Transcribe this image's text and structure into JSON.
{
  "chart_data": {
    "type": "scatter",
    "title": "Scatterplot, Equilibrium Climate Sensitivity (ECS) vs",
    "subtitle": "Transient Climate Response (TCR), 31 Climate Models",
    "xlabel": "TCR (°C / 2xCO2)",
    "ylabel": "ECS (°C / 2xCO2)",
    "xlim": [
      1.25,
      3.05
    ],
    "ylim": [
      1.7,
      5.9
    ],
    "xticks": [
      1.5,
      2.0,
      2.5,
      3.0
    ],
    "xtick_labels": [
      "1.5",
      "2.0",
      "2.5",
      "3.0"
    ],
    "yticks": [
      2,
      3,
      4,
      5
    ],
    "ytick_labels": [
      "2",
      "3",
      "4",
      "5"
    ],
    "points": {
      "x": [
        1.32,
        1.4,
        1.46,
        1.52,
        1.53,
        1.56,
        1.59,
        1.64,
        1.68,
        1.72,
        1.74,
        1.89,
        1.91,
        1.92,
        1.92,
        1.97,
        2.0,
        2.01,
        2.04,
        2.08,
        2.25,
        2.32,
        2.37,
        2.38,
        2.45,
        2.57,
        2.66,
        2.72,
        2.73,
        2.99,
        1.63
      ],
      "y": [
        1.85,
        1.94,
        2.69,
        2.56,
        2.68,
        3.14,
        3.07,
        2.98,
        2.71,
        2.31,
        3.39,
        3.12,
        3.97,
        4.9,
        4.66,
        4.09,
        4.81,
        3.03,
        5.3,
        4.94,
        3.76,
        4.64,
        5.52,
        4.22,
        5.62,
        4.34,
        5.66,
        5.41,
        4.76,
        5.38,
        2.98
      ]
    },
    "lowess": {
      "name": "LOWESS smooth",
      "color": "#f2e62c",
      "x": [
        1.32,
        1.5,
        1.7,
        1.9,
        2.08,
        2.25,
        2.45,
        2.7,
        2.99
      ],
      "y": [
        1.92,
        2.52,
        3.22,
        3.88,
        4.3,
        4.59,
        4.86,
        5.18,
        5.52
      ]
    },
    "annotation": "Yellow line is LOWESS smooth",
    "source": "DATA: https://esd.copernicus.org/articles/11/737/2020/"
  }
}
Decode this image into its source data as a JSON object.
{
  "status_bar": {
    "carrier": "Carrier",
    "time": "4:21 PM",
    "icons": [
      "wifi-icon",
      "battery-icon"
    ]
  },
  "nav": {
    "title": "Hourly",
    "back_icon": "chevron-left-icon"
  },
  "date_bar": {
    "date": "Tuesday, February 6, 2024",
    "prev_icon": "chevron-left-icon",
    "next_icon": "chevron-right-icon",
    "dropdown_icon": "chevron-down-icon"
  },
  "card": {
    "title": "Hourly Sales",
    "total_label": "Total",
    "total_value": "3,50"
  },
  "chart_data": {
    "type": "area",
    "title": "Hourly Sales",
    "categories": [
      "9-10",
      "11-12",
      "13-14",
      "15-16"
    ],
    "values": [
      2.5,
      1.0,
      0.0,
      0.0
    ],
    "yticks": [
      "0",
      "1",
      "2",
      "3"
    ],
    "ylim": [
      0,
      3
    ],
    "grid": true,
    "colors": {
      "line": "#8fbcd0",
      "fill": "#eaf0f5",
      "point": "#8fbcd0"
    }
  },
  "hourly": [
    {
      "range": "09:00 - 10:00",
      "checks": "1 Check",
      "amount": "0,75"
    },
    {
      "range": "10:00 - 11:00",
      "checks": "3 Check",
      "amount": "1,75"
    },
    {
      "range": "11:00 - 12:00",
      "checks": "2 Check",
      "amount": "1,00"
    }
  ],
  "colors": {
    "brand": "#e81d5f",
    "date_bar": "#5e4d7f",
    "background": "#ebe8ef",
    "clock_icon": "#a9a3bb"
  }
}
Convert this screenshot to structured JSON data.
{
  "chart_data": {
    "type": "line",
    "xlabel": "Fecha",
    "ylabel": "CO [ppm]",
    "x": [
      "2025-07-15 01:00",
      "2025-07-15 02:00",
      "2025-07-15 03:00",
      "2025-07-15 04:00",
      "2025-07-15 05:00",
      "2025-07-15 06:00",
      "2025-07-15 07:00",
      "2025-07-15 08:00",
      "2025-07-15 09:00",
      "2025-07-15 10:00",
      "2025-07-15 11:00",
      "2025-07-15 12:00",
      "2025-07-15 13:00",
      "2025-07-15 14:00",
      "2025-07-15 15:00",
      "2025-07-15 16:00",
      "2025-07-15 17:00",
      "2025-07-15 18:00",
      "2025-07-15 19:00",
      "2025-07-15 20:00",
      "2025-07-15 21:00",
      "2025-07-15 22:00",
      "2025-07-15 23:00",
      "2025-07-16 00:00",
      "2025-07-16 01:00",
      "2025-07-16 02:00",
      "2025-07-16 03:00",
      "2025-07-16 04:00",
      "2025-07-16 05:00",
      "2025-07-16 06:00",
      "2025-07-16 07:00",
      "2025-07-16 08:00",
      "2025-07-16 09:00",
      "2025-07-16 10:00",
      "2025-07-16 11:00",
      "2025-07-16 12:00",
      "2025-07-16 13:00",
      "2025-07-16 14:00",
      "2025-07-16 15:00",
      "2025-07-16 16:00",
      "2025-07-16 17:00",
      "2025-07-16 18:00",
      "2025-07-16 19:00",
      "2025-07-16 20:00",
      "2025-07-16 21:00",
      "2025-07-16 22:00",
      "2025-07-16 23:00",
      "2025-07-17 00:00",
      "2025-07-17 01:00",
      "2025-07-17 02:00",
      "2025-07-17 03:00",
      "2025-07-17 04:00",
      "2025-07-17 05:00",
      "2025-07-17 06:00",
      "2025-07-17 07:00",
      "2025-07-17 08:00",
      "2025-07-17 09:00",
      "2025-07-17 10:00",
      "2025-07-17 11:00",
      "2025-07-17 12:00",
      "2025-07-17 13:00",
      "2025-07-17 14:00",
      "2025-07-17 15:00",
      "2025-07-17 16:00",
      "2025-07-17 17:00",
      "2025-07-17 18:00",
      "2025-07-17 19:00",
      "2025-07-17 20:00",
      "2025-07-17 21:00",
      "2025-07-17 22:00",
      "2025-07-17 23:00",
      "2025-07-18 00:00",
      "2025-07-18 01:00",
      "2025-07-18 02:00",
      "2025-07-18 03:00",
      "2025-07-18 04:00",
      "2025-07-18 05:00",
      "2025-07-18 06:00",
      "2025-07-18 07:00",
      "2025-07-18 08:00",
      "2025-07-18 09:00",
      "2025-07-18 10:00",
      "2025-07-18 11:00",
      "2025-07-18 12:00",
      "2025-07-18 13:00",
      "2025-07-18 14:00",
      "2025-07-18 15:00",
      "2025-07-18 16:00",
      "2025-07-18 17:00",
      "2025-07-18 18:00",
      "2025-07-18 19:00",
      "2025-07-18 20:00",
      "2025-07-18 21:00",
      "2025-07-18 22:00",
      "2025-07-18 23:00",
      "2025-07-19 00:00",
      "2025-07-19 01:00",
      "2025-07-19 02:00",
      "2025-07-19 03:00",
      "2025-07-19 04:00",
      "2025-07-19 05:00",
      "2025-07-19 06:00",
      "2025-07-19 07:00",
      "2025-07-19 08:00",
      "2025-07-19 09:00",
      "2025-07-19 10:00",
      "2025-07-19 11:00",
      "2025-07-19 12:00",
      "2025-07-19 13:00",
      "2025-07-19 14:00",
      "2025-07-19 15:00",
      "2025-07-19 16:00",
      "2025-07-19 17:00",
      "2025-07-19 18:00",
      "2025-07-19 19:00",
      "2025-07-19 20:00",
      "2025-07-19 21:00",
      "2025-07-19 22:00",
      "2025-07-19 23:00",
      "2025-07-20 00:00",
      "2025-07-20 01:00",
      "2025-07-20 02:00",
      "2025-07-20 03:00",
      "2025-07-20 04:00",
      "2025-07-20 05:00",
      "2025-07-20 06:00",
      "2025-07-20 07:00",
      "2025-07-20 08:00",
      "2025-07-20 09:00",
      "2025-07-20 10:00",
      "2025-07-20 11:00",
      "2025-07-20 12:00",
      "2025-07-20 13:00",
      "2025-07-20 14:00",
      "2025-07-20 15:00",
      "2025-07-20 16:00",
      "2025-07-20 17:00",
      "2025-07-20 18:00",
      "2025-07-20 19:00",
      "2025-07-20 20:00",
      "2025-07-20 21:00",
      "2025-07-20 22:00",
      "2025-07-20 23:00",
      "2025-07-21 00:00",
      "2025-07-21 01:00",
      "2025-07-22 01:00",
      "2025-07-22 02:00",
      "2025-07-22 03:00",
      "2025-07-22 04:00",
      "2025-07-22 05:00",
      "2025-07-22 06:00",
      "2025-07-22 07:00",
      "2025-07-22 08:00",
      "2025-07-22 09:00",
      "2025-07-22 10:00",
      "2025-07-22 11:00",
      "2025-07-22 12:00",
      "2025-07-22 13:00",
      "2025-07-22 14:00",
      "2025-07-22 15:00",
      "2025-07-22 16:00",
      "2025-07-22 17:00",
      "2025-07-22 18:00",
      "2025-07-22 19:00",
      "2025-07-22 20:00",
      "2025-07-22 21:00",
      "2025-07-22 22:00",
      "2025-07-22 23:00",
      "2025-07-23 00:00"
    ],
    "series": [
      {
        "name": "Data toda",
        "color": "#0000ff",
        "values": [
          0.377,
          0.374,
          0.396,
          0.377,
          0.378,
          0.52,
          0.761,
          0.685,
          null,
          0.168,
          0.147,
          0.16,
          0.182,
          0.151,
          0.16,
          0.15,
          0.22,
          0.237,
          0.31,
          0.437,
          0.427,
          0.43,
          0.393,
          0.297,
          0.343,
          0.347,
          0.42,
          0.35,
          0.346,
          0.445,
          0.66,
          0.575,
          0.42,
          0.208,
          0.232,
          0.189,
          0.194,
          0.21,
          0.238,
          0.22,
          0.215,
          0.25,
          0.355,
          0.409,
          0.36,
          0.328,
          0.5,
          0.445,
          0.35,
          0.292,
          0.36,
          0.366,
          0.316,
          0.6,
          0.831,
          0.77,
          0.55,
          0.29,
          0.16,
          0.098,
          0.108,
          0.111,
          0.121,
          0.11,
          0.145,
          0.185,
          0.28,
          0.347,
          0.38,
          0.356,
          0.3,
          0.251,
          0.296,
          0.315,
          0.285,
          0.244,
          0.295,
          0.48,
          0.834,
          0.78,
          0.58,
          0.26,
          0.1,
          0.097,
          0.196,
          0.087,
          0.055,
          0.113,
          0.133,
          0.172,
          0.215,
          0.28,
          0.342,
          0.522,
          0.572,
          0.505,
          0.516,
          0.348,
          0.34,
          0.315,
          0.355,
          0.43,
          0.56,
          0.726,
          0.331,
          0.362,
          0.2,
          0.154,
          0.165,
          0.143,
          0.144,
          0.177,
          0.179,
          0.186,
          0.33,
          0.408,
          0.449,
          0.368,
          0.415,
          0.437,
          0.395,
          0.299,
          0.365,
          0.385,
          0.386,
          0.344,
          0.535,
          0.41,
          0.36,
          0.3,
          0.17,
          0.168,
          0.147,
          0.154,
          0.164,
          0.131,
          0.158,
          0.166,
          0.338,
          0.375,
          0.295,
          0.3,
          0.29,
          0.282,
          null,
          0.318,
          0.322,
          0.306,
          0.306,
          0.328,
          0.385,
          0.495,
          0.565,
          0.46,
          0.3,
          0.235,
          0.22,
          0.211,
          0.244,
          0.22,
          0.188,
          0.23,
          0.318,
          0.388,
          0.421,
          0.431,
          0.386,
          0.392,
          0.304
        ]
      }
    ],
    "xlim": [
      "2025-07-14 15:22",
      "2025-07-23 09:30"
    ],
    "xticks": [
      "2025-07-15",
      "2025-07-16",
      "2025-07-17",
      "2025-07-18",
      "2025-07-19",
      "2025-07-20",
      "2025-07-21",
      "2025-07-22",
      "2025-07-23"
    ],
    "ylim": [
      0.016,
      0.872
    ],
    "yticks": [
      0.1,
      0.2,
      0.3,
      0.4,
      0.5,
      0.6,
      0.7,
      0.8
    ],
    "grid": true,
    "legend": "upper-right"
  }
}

**Problem details:** Go through the records above, find every line with the word "right", and list those lines.

**Result below:**
    "next_icon": "chevron-right-icon",
    "legend": "upper-right"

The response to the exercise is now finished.